◆ TASK DIRECTIONS
Leaving out the pictures, please retype each record exactly.

◆ Dataset entries on figures
──────────────────────────────
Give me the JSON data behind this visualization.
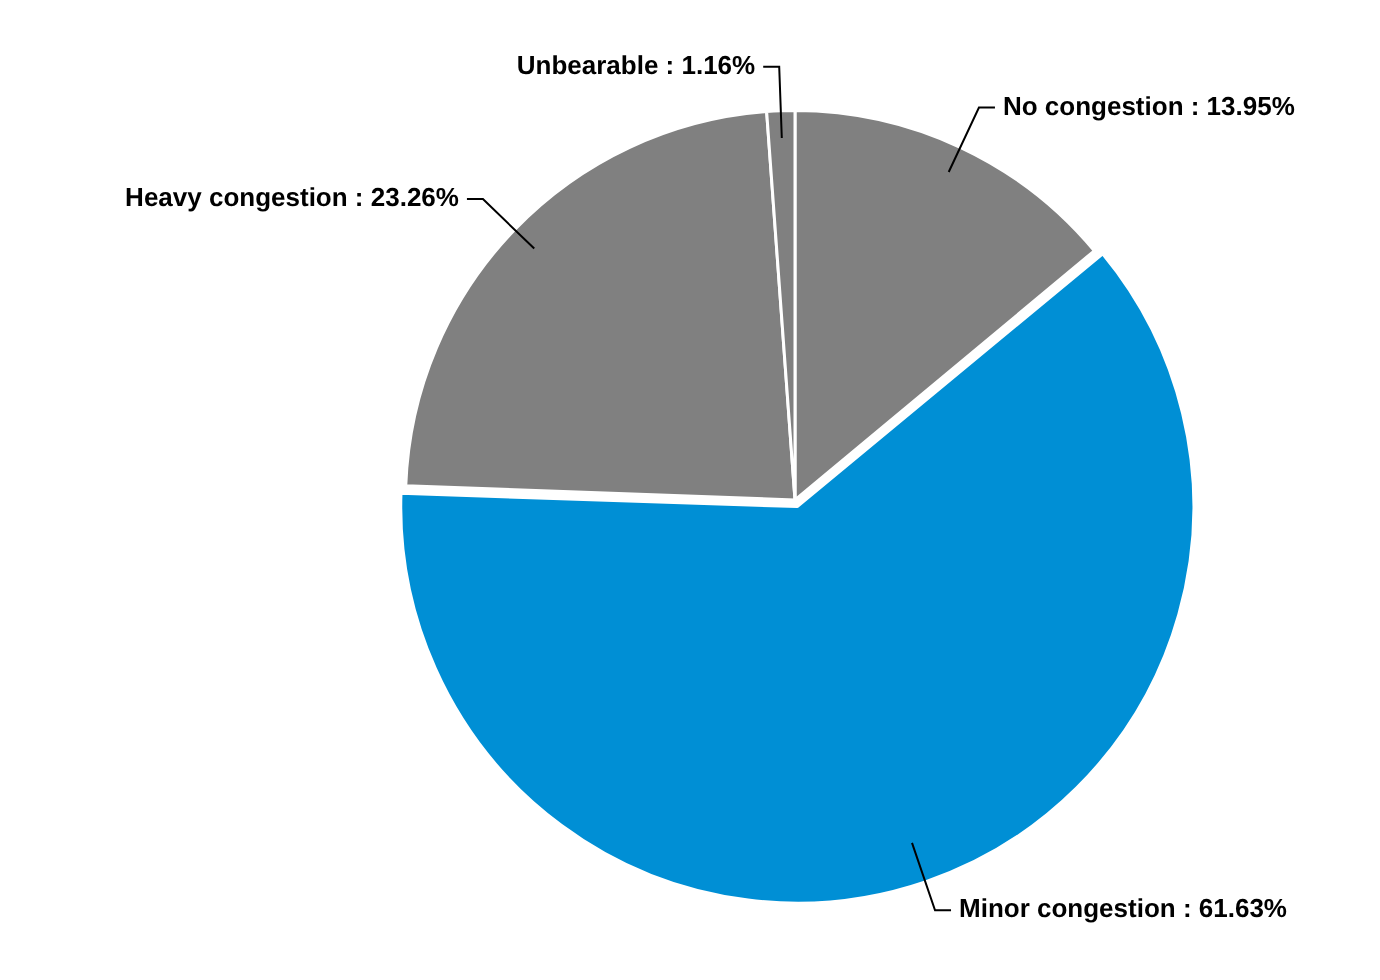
{
  "chart_data": {
    "type": "pie",
    "categories": [
      "No congestion",
      "Minor congestion",
      "Heavy congestion",
      "Unbearable"
    ],
    "values": [
      13.95,
      61.63,
      23.26,
      1.16
    ],
    "colors": [
      "#808080",
      "#008fd5",
      "#808080",
      "#808080"
    ],
    "value_labels": [
      "13.95%",
      "61.63%",
      "23.26%",
      "1.16%"
    ],
    "legend": false
  }
}
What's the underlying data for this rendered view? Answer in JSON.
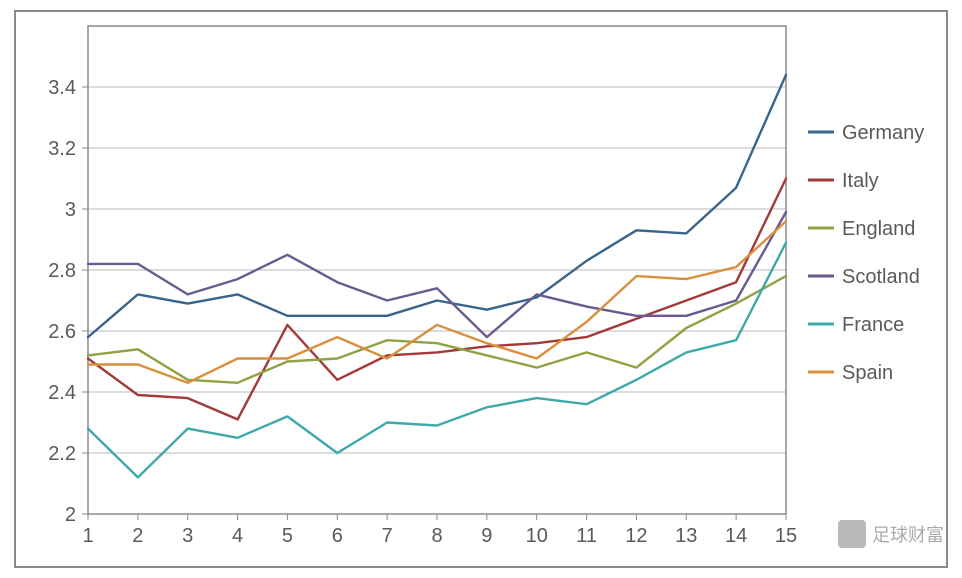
──────────────────────────────
◆ RESPONSE TO THE EXERCISE
Give me the JSON data behind this visualization.
{
  "chart_data": {
    "type": "pie",
    "categories": [
      "No congestion",
      "Minor congestion",
      "Heavy congestion",
      "Unbearable"
    ],
    "values": [
      13.95,
      61.63,
      23.26,
      1.16
    ],
    "colors": [
      "#808080",
      "#008fd5",
      "#808080",
      "#808080"
    ],
    "value_labels": [
      "13.95%",
      "61.63%",
      "23.26%",
      "1.16%"
    ],
    "legend": false
  }
}
What's the underlying data for this rendered view? Answer in JSON.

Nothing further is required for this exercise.